### BLOC DE TEXTE ###

D'où, dans certains cas, la nécessité de la contrainte et
de la coercition s'avère important, en politique, pour contenir la
violence avérée. S'il faut bien viser le consentement libre des
citoyens, il faut aussi canaliser leur liberté par des moyens idoines,
voire draconiens s'il le faut.
Sixièmement, l'origine de la violence, de la force, et
de la domination en politique, n'est pas à situer au niveau d'une simple
substitution du `faire' à l'`agir'. Elle n'est pas uniquement une
transposition des catégories de la fabrication et du domestique dans le
domaine politique. Sans doute, elle est finalement dans l'homme lui-même
: dans sa folie de grandeur, dans sa `sur-estime' de soi. En cela,
Hobbes n'a pas été qu'aveugle ; il a su voir en l'homme une
tendance à la domination et à la violence. Sûrement que la
solution du Léviathan n'est pas la bien indiquée, mais
la réalité de la violence qui marque l'homme n'est pas à
négliger dans l'édification d'un Etat à l'aune de la
pluralité. Derechef, Hannah Arendt doit restituer la juste mesure de la
contrainte et de la coercition qui est importante en politique. Car tout le
monde n'est pas enclin à mettre sa parole et son action avec celles des
autres.

###

**ÉNONCÉ DU PROBLÈME**
Recopiez à l'identique le passage du texte ci-dessus sur la violence en politique, en commençant à « D'où, dans certains » et en terminant à « s'il le faut. ».

### SECTION DES DONNÉES ###

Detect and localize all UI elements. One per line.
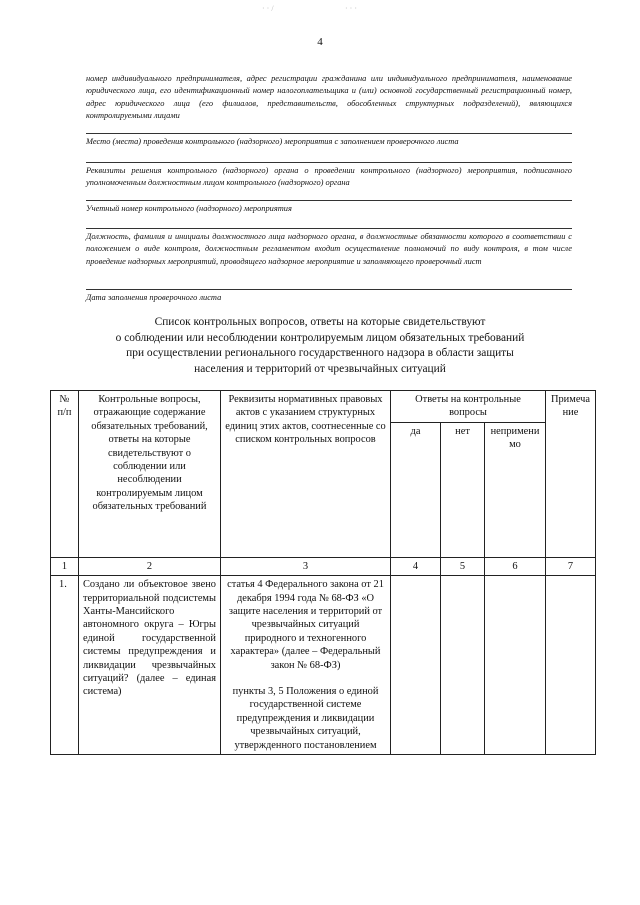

###

**SOLUTION PROPOSÉE**
D'où, dans certains cas, la nécessité de la contrainte et
de la coercition s'avère important, en politique, pour contenir la
violence avérée. S'il faut bien viser le consentement libre des
citoyens, il faut aussi canaliser leur liberté par des moyens idoines,
voire draconiens s'il le faut.